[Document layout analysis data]
──────────

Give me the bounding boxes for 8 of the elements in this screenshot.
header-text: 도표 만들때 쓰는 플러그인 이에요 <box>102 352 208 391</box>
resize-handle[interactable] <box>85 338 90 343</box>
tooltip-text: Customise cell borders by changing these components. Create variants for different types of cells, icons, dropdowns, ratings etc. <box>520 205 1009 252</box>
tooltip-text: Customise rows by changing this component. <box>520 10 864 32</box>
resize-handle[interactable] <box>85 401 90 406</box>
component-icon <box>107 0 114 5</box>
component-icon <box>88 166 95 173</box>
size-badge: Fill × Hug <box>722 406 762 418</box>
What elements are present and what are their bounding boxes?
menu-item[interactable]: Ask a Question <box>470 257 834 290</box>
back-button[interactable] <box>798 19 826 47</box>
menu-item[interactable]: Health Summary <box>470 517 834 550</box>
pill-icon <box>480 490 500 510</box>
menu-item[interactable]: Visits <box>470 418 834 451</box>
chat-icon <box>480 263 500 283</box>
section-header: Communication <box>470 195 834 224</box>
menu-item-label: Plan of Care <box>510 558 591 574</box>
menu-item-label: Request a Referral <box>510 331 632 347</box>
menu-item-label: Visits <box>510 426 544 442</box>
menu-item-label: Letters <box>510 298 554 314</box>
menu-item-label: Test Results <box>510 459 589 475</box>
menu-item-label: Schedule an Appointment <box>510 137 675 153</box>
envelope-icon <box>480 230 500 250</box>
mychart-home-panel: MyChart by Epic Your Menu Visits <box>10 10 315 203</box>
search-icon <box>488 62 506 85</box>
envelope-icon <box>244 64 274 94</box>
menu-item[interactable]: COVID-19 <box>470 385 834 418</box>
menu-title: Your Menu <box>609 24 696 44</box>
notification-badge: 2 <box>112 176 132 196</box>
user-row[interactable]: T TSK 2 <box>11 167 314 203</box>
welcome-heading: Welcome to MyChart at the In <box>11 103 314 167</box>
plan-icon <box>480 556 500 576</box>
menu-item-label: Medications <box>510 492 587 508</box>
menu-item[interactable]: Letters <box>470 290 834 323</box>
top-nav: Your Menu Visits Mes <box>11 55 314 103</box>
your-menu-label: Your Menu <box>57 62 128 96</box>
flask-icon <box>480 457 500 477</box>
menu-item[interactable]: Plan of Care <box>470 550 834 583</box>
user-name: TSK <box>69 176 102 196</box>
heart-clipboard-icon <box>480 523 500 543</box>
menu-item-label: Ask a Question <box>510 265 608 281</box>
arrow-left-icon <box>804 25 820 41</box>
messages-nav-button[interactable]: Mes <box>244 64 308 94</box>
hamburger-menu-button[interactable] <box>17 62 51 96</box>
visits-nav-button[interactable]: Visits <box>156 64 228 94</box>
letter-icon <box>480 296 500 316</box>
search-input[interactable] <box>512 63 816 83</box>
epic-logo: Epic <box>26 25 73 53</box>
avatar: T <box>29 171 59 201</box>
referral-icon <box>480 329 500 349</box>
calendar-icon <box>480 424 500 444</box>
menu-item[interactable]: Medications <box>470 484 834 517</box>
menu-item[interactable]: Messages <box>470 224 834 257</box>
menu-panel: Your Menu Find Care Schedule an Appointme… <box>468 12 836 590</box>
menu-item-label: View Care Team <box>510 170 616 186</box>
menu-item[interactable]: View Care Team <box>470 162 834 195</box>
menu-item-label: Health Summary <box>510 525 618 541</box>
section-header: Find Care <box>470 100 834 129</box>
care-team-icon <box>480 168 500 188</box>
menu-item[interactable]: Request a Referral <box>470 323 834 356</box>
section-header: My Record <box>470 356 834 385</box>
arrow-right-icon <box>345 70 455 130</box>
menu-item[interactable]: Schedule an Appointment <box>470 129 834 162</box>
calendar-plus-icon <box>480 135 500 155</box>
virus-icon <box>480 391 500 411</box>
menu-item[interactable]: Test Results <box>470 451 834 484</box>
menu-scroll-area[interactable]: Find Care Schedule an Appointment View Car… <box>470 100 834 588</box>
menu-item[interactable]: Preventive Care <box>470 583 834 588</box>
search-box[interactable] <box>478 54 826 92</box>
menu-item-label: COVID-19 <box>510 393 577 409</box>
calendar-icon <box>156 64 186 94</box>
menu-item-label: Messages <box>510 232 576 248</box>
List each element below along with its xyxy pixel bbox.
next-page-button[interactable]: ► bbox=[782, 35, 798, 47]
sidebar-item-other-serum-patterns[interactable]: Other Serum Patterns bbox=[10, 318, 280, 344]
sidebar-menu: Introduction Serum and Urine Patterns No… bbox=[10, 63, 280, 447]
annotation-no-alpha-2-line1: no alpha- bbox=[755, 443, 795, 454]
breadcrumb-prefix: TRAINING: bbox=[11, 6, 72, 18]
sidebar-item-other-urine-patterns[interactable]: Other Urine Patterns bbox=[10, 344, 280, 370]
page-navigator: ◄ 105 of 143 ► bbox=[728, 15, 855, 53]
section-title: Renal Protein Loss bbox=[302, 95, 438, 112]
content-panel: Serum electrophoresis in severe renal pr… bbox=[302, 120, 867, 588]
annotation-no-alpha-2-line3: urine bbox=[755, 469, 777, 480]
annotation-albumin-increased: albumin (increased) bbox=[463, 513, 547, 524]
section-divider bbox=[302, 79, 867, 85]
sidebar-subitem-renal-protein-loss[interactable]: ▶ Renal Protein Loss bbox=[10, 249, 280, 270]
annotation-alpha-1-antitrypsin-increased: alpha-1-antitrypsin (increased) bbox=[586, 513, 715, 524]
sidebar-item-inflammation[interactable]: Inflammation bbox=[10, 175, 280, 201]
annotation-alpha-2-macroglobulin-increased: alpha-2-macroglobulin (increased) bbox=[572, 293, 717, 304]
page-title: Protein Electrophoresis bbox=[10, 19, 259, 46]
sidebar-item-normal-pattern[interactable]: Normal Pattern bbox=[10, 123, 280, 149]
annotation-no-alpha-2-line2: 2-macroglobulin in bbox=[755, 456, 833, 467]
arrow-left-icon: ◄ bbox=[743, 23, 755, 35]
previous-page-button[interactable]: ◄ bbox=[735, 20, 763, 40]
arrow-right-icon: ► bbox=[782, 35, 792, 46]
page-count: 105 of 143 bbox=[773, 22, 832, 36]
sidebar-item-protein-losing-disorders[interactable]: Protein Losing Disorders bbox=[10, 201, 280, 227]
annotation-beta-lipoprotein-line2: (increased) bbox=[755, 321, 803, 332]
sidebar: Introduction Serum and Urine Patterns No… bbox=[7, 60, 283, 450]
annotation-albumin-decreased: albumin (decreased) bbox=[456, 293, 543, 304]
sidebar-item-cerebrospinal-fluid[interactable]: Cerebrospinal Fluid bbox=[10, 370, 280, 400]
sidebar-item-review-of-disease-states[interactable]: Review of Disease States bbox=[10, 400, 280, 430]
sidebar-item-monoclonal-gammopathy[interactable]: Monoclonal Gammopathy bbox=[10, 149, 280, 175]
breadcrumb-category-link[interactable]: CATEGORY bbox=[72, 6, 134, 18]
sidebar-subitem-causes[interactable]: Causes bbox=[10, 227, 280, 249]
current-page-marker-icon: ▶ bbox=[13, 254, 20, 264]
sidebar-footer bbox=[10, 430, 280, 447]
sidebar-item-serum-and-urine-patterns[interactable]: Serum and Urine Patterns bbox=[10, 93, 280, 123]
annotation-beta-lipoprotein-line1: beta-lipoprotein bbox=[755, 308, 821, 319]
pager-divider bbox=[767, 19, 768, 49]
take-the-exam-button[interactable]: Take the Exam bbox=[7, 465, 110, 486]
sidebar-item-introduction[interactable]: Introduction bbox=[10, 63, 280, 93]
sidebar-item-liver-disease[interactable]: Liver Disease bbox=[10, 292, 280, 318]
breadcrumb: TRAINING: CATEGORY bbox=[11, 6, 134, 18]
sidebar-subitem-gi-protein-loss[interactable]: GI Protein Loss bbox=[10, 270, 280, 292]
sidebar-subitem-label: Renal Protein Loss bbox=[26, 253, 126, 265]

──────────

> WHAT THIS TASK INVOLVES
Every line above carrying the word "alpha" needs to be shown.

> ANSWER FOR THE TASK
annotation-no-alpha-2-line1: no alpha- bbox=[755, 443, 795, 454]
annotation-no-alpha-2-line3: urine bbox=[755, 469, 777, 480]
annotation-alpha-1-antitrypsin-increased: alpha-1-antitrypsin (increased) bbox=[586, 513, 715, 524]
annotation-alpha-2-macroglobulin-increased: alpha-2-macroglobulin (increased) bbox=[572, 293, 717, 304]
annotation-no-alpha-2-line2: 2-macroglobulin in bbox=[755, 456, 833, 467]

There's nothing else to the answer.